- [EXERCISE DETAILS] Repeat all of the data precisely.

Extracted data entries
_ _ _ _ _ _ _

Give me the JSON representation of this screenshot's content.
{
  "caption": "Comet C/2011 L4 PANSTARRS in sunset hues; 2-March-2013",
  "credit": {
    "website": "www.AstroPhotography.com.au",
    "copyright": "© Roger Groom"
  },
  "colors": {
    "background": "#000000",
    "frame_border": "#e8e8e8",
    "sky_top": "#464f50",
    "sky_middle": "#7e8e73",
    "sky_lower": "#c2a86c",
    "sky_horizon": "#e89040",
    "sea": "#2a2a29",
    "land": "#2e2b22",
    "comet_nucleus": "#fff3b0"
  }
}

_ _ _ _ _ _ _

- [FULL RESPONSE]
Give me the JSON representation of this screenshot's content.
{
  "caption": "Comet C/2011 L4 PANSTARRS in sunset hues; 2-March-2013",
  "credit": {
    "website": "www.AstroPhotography.com.au",
    "copyright": "© Roger Groom"
  },
  "colors": {
    "background": "#000000",
    "frame_border": "#e8e8e8",
    "sky_top": "#464f50",
    "sky_middle": "#7e8e73",
    "sky_lower": "#c2a86c",
    "sky_horizon": "#e89040",
    "sea": "#2a2a29",
    "land": "#2e2b22",
    "comet_nucleus": "#fff3b0"
  }
}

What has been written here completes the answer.